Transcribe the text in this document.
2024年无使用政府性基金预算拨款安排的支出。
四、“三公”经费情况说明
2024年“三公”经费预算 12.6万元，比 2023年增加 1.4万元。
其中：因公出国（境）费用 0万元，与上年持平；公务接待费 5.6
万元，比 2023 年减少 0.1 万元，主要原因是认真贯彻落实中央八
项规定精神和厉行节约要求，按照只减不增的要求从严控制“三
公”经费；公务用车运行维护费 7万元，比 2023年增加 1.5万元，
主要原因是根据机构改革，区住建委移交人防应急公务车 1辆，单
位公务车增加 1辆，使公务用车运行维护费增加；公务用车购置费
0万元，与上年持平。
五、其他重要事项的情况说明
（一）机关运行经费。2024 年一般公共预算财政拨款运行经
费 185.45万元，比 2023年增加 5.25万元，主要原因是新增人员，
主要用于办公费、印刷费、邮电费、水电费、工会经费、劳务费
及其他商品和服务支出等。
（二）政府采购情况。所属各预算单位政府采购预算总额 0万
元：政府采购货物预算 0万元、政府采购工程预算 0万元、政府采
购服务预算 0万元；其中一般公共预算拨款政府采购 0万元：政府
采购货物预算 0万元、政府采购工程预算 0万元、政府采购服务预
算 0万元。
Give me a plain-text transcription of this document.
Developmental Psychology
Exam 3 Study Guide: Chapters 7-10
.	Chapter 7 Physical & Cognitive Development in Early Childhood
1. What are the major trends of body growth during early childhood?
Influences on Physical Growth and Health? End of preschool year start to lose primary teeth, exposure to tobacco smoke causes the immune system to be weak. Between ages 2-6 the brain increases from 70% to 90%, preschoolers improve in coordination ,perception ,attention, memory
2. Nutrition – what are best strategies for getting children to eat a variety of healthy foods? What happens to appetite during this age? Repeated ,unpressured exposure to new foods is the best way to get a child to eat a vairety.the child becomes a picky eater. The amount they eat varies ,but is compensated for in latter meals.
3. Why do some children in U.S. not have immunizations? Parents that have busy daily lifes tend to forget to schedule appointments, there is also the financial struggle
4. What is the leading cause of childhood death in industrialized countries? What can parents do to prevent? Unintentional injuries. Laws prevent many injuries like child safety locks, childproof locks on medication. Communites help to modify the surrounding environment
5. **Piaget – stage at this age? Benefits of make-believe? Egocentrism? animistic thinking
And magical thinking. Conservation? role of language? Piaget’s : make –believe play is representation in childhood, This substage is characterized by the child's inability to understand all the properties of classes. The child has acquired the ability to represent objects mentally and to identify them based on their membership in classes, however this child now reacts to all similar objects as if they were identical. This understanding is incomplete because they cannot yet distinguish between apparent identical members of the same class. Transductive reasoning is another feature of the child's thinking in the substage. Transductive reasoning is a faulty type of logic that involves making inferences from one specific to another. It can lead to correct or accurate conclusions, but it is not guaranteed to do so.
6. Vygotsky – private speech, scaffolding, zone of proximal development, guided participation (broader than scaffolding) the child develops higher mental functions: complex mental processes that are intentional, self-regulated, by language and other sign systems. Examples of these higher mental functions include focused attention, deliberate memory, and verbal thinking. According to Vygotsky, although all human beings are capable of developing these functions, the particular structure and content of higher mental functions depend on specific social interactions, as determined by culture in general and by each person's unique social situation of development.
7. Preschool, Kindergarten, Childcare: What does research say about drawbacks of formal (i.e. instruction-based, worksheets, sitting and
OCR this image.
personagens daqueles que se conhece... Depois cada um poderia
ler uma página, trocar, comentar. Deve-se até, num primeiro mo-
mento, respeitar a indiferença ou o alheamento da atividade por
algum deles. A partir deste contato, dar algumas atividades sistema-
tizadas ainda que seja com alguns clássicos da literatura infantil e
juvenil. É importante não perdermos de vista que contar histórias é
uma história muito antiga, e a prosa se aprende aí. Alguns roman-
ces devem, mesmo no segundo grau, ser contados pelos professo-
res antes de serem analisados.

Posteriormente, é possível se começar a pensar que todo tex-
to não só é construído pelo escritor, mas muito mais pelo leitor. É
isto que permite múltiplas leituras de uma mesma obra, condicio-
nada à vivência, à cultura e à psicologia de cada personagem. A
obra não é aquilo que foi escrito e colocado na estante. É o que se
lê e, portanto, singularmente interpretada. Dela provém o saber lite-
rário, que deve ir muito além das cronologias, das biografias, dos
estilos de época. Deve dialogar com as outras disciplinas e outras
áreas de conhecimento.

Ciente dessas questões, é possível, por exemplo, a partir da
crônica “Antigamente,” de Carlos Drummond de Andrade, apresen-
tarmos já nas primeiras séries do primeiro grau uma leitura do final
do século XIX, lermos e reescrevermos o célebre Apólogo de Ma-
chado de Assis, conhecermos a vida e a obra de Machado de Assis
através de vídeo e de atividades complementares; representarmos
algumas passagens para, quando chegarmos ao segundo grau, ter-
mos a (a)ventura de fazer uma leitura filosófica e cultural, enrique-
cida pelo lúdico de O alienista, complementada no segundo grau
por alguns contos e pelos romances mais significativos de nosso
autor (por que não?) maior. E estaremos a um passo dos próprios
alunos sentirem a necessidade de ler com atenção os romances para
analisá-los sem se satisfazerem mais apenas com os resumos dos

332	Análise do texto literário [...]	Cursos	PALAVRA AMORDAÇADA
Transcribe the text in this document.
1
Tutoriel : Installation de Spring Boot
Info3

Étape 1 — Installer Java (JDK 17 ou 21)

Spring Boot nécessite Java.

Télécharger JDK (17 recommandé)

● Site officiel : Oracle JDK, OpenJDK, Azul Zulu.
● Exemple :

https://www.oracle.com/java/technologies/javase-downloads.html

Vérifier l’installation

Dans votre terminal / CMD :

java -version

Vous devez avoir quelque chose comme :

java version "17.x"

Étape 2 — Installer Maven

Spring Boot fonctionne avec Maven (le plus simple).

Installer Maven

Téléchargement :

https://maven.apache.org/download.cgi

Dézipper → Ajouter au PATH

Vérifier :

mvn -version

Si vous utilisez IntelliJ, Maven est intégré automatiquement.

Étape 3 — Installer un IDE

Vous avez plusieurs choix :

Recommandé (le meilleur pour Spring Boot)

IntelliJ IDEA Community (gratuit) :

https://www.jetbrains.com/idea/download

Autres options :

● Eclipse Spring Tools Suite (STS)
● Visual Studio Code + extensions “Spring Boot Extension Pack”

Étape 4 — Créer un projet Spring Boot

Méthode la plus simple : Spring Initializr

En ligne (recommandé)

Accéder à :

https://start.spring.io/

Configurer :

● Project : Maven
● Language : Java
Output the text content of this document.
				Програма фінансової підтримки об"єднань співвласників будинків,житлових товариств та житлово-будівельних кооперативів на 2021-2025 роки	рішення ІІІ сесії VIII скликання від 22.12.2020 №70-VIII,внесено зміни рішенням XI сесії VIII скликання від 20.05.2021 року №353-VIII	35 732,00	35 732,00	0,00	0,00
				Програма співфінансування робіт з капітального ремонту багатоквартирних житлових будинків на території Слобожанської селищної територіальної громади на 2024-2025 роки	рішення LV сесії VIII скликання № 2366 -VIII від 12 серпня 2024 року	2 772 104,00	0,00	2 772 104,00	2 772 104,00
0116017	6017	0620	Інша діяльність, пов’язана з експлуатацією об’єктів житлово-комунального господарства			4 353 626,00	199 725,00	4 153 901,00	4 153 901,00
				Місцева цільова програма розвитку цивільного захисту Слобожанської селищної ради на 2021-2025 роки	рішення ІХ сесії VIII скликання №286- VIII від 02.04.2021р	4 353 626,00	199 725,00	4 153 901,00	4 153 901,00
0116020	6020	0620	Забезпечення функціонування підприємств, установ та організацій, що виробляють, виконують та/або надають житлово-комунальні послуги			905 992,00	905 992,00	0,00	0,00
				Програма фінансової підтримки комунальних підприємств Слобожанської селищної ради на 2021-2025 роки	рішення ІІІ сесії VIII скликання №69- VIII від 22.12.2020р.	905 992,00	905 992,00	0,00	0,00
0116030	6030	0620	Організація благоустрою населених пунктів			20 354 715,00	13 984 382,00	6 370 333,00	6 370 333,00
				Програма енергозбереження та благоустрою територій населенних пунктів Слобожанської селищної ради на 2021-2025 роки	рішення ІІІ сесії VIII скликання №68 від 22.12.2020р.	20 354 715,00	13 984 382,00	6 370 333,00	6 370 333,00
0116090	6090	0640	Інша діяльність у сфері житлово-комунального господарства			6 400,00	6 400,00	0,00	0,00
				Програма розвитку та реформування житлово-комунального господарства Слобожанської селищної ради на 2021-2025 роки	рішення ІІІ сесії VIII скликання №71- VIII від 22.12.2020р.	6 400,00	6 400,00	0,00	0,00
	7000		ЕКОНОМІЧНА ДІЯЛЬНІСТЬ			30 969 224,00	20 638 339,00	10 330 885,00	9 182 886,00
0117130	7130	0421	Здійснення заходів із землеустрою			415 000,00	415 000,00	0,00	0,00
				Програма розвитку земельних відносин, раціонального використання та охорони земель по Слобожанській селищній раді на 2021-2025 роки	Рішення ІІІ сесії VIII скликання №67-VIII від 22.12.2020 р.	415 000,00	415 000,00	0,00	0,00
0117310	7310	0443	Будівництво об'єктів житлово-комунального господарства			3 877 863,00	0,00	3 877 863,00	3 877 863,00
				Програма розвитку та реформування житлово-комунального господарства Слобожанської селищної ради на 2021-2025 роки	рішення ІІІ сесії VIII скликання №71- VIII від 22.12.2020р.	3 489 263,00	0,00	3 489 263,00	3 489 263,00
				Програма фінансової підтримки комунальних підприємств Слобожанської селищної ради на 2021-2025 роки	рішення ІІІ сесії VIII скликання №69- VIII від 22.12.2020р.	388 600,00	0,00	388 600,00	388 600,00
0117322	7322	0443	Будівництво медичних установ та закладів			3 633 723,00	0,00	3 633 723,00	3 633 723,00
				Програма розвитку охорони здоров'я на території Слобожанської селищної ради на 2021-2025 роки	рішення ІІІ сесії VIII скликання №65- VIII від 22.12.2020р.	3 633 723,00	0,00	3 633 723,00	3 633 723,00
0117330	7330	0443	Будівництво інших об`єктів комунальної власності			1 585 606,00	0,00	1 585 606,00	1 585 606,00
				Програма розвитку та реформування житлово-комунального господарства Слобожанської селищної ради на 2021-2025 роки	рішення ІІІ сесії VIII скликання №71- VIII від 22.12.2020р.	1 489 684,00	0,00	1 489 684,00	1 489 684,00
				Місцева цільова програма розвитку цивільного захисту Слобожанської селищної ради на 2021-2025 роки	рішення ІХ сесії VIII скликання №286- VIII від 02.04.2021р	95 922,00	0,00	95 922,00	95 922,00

# [Job]
From the data, list each line in which the string "підприємств" appears.

# [Result for this exercise]
0116020	6020	0620	Забезпечення функціонування підприємств, установ та організацій, що виробляють, виконують та/або надають житлово-комунальні послуги			905 992,00	905 992,00	0,00	0,00
				Програма фінансової підтримки комунальних підприємств Слобожанської селищної ради на 2021-2025 роки	рішення ІІІ сесії VIII скликання №69- VIII від 22.12.2020р.	905 992,00	905 992,00	0,00	0,00
				Програма фінансової підтримки комунальних підприємств Слобожанської селищної ради на 2021-2025 роки	рішення ІІІ сесії VIII скликання №69- VIII від 22.12.2020р.	388 600,00	0,00	388 600,00	388 600,00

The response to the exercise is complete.